◆ **MATERIAL PROVIDED**:
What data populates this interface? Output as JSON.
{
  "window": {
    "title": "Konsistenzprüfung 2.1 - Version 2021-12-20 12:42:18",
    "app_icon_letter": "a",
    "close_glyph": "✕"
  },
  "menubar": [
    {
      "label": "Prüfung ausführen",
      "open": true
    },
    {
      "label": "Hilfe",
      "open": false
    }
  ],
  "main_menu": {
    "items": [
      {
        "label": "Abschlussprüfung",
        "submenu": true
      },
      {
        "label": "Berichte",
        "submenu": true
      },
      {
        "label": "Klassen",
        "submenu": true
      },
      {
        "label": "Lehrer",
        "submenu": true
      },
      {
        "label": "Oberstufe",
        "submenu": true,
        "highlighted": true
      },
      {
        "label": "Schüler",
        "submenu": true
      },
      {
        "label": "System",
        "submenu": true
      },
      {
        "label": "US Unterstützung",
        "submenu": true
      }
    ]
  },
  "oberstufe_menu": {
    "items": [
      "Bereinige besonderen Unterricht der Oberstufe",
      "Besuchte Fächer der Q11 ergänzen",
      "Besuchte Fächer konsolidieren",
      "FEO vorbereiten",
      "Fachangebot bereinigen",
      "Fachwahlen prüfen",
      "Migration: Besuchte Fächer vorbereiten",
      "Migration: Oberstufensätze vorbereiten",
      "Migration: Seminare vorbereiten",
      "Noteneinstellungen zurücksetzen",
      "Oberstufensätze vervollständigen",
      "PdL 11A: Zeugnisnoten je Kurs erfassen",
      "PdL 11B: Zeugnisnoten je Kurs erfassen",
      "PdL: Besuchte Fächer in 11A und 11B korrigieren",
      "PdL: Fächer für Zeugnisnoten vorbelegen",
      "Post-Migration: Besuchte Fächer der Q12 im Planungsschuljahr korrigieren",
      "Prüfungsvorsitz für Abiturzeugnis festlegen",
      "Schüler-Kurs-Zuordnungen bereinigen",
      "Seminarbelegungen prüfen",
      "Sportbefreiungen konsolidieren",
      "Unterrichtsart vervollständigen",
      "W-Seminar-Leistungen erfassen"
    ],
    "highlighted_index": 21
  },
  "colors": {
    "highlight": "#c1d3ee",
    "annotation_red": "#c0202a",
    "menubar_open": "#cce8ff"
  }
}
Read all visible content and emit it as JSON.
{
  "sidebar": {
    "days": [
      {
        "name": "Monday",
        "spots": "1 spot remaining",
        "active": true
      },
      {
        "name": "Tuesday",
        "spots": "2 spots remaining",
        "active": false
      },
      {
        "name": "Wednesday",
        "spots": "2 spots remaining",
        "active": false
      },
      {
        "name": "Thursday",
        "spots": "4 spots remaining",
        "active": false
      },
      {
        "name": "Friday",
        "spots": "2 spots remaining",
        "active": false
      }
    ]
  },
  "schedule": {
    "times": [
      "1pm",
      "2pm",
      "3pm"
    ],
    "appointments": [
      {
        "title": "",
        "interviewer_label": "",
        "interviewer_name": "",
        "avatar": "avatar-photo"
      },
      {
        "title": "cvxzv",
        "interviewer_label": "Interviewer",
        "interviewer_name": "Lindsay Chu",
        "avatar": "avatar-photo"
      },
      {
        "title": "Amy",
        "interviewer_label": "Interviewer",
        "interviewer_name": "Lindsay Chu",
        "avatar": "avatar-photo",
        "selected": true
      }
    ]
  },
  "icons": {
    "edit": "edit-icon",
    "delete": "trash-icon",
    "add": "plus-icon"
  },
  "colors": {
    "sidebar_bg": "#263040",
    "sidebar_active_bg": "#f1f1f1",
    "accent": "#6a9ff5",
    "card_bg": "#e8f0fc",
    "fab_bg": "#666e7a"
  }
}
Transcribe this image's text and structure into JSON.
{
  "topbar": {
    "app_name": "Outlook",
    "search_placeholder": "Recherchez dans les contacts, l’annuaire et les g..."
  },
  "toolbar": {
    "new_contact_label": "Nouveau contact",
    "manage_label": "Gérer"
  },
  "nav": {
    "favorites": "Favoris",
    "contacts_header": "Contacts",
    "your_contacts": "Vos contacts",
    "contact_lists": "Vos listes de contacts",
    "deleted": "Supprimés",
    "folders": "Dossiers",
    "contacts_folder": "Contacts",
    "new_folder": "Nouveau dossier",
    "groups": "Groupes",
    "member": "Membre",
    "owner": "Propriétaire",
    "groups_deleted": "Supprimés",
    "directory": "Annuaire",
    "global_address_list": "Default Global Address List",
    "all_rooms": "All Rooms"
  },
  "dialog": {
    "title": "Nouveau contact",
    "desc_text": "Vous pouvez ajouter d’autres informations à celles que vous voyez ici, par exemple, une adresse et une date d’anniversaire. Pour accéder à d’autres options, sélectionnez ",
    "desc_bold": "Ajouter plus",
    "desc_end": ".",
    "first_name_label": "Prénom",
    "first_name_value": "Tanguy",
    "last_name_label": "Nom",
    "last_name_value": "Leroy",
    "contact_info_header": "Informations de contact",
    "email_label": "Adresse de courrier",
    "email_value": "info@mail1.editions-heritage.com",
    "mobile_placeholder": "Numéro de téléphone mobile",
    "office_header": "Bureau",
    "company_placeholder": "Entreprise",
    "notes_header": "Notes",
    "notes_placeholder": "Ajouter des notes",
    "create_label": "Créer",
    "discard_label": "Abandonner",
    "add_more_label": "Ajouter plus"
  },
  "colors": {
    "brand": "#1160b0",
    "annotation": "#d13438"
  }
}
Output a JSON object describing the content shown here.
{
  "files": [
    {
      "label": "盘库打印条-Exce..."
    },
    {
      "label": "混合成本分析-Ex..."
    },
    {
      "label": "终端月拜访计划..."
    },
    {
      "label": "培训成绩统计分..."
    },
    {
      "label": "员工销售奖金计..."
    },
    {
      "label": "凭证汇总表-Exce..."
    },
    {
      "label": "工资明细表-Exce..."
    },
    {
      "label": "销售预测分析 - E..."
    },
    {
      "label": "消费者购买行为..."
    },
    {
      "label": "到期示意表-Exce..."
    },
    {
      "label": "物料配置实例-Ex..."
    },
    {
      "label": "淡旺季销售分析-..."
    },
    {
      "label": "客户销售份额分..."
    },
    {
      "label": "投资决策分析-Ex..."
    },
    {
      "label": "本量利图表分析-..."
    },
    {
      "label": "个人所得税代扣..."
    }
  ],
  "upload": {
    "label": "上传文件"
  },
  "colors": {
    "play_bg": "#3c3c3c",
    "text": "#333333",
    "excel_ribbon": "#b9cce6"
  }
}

◆ **THE EXERCISE**:
Return each line with "erfassen".

◆ **EXERCISE OUTPUT**:
      "PdL 11A: Zeugnisnoten je Kurs erfassen",
      "PdL 11B: Zeugnisnoten je Kurs erfassen",
      "W-Seminar-Leistungen erfassen"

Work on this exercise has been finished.